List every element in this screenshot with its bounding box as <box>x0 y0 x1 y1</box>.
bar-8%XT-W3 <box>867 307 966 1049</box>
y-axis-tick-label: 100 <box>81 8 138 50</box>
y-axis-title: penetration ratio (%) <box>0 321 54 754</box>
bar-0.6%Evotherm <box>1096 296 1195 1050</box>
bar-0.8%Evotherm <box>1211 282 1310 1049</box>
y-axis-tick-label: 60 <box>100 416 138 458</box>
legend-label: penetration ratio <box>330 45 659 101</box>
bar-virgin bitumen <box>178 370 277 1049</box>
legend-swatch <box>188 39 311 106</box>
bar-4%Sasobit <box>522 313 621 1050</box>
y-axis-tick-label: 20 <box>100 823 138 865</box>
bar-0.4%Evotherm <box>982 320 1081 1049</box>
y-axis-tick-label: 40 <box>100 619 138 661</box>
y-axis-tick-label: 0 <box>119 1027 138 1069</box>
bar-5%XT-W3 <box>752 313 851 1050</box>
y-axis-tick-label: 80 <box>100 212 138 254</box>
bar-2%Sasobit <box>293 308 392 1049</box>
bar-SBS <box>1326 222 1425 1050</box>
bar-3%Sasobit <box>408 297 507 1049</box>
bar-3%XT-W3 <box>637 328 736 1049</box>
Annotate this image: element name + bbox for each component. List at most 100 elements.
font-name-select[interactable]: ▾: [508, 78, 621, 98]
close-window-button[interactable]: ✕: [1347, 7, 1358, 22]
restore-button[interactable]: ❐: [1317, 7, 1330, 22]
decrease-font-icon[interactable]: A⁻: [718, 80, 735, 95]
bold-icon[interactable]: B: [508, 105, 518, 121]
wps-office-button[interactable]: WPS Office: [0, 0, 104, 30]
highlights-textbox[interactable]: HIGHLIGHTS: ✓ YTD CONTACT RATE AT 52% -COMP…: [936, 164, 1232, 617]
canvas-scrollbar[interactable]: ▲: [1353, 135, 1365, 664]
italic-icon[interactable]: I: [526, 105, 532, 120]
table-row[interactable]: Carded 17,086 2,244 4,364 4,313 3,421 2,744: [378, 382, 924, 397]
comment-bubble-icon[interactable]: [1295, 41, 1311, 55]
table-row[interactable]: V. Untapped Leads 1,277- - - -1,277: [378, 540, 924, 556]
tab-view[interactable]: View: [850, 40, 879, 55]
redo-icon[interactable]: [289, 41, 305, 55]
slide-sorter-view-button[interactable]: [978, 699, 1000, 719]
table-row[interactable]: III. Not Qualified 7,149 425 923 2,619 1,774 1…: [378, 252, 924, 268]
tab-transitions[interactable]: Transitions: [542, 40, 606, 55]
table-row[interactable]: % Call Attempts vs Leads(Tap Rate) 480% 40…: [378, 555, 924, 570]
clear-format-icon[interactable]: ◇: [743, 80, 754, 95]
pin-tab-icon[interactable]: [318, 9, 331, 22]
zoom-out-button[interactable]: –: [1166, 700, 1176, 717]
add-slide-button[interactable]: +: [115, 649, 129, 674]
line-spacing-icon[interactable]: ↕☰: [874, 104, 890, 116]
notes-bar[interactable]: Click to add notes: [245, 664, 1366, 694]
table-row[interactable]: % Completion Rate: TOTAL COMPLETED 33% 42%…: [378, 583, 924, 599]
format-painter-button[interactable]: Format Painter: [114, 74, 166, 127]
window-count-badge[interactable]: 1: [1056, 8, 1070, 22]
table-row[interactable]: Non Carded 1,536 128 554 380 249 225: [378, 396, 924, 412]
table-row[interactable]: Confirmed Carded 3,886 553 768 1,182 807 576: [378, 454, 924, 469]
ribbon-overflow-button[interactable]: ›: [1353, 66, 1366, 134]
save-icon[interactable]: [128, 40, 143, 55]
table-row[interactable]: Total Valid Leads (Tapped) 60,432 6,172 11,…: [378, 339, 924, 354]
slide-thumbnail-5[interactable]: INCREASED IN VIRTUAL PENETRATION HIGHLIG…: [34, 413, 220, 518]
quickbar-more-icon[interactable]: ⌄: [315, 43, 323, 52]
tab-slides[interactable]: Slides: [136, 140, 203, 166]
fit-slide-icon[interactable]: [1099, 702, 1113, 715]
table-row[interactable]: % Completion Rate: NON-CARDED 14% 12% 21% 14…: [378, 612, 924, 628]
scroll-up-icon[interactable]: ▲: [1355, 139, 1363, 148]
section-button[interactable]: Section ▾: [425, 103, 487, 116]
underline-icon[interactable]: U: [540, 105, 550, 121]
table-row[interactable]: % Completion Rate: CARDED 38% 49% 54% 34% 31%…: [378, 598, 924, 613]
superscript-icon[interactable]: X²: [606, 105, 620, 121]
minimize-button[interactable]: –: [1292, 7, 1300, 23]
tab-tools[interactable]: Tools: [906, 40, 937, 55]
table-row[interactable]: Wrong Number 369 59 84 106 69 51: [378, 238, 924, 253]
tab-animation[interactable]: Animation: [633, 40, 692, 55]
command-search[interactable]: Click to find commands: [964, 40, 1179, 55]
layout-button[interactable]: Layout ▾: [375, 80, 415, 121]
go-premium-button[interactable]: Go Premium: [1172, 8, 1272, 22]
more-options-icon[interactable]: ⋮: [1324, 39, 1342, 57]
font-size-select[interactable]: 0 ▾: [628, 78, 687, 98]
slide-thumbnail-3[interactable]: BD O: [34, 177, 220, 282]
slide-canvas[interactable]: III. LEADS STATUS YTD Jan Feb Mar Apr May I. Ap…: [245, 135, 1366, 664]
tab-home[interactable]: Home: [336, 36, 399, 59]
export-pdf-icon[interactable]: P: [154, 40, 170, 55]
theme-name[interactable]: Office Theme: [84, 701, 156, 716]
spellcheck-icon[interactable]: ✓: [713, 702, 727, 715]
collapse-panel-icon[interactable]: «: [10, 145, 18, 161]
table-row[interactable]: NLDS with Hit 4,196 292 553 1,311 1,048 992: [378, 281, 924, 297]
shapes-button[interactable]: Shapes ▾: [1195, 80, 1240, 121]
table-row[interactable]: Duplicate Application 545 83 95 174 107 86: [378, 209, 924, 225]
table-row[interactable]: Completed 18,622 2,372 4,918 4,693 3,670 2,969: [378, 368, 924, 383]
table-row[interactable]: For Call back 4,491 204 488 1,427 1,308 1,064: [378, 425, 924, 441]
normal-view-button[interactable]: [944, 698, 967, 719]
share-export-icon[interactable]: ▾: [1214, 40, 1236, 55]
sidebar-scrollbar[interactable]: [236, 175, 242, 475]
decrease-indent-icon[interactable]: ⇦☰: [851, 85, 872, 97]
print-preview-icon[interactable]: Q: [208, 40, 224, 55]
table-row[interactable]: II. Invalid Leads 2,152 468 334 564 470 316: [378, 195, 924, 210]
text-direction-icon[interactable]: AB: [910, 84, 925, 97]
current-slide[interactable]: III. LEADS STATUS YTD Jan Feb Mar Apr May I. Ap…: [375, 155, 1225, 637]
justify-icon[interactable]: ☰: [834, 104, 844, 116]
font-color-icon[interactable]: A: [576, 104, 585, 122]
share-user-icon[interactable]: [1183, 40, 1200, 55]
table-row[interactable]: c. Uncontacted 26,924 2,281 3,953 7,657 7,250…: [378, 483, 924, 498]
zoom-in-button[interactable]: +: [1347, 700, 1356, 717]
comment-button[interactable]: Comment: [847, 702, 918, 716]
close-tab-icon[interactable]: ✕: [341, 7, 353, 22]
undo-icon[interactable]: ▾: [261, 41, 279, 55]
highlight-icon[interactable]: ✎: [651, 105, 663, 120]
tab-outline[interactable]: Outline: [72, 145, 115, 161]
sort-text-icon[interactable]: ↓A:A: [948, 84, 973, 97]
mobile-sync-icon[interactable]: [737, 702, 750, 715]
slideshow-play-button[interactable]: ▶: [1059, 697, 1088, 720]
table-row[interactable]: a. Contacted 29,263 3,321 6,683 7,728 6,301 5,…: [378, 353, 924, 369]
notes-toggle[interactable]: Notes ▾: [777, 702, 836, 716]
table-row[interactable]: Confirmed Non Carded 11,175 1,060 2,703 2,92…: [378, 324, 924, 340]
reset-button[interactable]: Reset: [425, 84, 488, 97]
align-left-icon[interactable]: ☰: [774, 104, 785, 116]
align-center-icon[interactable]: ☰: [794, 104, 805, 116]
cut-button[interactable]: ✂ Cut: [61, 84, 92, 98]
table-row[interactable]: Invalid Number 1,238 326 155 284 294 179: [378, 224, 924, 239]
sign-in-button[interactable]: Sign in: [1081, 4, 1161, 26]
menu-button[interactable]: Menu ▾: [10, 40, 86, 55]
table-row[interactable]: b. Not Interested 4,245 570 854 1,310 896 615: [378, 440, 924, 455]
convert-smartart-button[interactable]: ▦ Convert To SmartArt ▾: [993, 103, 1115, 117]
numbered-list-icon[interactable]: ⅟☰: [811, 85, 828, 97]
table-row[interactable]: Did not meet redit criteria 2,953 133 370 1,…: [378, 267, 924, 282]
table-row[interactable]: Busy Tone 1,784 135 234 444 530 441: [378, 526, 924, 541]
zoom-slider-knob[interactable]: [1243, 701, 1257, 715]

*WORK INSTRUCTIONS:* Can you copy out the listing word for word, from its very first line through the line containing "y-axis-title: penetration ratio", with both of those lines included?

*TASK RESPONSE:*
List every element in this screenshot with its bounding box as <box>x0 y0 x1 y1</box>.
bar-8%XT-W3 <box>867 307 966 1049</box>
y-axis-tick-label: 100 <box>81 8 138 50</box>
y-axis-title: penetration ratio (%) <box>0 321 54 754</box>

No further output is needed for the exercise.